== Work to do ==
1. In the passage on CPU caches, what size are the blocks of data an x86 cache works on?
2. Reproduce the passage on CPU caches verbatim, from "To keep the" up to and including "all other copies.".

== Quoted text ==

Associativity Levels

Caches are effectively hardware based hash tables.  The hash function is usually a simple masking of some low-order bits for cache indexing.  Hash tables need some means to handle a collision for the same slot.  The associativity level is the number of slots, also known as ways or sets, which can be used to hold a hashed version of an address.  Having more levels of associativity is a trade off between storing more data vs. power requirements and time to search each of the ways.

For Sandy Bridge the L1D and L2 are 8-way associative, the L3 is 12-way associative.

Cache Coherence

With some caches being local to cores, we need a means of keeping them coherent so all cores can have a consistent view of memory.  The cache sub-system is considered the "source of truth" for mainstream systems.  If memory is fetched from the cache it is never stale; the cache is the master copy when data exists in both the cache and main-memory.  This style of memory management is known as write-back whereby data in the cache is only written back to main-memory when the cache-line is evicted because a new line is taking its place.  An x86 cache works on blocks of data that are 64-bytes in size, known as a cache-line.  Other processors can use a different size for the cache-line.  A larger cache-line size reduces effective latency at the expense of increased bandwidth requirements.

To keep the caches coherent the cache controller tracks the state of each cache-line as being in one of a finite number of states.  The protocol Intel employs for this is MESIF, AMD employs a variant know as MOESI.  Under the MESIF protocol each cache-line can be in 1 of the 5 following states:
  1. Modified: Indicates the cache-line is dirty and must be written back to memory at a later stage.  When written back to main-memory the state transitions to Exclusive.
  2. Exclusive: Indicates the cache-line is held exclusively and that it matches main-memory.  When written to, the state then transitions to Modified.  To achieve this state a Read-For-Ownership (RFO) message is sent which involves a read plus an invalidate broadcast to all other copies.
  3. Shared: Indicates a clean copy of a cache-line that matches main-memory.

== Records shown ==
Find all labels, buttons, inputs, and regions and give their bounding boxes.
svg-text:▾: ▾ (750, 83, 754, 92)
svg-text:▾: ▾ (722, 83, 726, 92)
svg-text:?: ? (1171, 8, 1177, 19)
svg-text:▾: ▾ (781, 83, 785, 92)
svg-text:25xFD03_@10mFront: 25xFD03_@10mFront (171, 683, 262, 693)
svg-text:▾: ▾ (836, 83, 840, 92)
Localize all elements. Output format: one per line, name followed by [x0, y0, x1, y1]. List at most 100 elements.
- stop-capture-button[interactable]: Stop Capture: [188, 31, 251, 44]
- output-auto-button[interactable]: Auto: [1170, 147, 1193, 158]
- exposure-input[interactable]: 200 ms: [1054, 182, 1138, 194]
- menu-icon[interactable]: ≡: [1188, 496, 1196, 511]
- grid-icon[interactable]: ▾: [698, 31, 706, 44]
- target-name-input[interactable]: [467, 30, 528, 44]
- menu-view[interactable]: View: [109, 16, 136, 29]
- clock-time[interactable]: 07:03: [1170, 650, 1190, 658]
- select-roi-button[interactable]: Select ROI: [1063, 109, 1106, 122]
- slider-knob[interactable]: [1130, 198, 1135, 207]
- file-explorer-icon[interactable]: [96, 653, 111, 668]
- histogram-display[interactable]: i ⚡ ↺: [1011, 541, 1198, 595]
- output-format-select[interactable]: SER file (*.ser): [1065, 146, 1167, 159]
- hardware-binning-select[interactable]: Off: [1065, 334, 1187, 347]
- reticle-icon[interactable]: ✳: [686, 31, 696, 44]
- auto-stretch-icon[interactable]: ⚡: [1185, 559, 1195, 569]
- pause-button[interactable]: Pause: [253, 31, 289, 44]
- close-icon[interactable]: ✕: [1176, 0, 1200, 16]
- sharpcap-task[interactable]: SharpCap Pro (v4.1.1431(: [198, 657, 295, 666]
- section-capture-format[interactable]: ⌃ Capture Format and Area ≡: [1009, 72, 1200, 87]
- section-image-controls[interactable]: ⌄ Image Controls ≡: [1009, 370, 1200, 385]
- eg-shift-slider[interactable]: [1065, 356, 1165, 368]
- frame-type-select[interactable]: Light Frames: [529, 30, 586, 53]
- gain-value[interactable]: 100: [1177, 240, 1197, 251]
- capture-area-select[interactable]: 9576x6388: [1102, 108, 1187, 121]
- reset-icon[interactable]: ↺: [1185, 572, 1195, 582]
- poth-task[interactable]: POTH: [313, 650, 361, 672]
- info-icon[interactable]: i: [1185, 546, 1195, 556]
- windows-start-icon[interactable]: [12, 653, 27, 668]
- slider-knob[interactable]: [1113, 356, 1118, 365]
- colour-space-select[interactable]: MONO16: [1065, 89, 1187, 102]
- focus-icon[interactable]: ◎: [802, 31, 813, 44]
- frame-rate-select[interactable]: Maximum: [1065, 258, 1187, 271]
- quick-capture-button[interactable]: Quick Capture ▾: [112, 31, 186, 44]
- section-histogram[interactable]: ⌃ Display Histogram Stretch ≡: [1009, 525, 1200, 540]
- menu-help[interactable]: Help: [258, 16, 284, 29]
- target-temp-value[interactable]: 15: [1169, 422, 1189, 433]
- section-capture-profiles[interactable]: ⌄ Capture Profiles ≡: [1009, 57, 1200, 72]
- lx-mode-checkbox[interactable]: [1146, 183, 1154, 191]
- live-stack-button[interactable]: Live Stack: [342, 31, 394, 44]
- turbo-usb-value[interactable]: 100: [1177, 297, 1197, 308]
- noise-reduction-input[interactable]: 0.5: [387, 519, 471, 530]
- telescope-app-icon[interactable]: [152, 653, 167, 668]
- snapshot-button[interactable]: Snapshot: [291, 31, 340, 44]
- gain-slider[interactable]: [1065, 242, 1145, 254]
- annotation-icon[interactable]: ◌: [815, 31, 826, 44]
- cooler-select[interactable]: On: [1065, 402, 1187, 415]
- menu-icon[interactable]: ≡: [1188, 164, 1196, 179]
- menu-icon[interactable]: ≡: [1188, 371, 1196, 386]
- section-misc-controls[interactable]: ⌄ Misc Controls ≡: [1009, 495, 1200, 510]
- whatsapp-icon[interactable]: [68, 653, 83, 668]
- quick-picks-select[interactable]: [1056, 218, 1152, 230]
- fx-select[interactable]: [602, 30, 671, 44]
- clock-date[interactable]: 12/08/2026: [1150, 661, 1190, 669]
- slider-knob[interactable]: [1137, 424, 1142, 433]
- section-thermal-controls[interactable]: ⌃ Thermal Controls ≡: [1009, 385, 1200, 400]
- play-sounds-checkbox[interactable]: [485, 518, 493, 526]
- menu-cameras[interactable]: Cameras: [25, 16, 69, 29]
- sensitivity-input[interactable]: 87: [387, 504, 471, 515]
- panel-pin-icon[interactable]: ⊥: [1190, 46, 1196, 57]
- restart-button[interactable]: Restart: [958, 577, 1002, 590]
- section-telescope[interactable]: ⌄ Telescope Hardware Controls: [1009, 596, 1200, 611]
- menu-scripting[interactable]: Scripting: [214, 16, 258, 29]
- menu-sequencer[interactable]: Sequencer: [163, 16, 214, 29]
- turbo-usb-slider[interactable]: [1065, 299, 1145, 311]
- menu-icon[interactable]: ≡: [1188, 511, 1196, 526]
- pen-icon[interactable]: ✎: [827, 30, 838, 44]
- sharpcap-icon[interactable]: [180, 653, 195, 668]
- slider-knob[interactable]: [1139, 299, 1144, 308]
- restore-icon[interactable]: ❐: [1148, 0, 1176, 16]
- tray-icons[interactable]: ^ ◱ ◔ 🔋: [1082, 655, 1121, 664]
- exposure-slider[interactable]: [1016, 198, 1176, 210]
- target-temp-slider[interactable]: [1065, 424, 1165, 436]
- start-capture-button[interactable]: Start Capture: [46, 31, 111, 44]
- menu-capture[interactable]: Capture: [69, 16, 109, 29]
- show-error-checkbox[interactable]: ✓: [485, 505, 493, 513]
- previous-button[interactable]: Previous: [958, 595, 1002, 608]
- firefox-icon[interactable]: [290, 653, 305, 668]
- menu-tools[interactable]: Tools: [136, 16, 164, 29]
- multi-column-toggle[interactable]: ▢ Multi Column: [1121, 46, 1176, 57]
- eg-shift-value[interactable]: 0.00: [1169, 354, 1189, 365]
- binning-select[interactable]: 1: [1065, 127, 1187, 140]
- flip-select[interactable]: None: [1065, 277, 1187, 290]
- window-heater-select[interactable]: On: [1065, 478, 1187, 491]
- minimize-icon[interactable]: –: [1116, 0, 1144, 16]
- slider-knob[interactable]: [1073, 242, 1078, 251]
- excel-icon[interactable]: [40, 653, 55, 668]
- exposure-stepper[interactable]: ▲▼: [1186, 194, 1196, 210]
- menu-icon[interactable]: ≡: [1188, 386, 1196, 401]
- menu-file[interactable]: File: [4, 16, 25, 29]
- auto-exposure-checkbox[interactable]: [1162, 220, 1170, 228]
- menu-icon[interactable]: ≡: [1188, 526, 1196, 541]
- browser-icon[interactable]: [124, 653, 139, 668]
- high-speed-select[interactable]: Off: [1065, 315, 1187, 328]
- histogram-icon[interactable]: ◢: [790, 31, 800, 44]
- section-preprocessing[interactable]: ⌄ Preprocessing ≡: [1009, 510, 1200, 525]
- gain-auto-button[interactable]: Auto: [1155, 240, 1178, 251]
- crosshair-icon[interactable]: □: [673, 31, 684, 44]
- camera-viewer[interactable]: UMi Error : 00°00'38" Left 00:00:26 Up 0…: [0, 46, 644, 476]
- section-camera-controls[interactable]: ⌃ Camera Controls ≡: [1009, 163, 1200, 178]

== Responses to the exercise ==
1. 64 bytes, known as a cache-line.

2.
To keep the caches coherent the cache controller tracks the state of each cache-line as being in one of a finite number of states.  The protocol Intel employs for this is MESIF, AMD employs a variant know as MOESI.  Under the MESIF protocol each cache-line can be in 1 of the 5 following states:
  1. Modified: Indicates the cache-line is dirty and must be written back to memory at a later stage.  When written back to main-memory the state transitions to Exclusive.
  2. Exclusive: Indicates the cache-line is held exclusively and that it matches main-memory.  When written to, the state then transitions to Modified.  To achieve this state a Read-For-Ownership (RFO) message is sent which involves a read plus an invalidate broadcast to all other copies.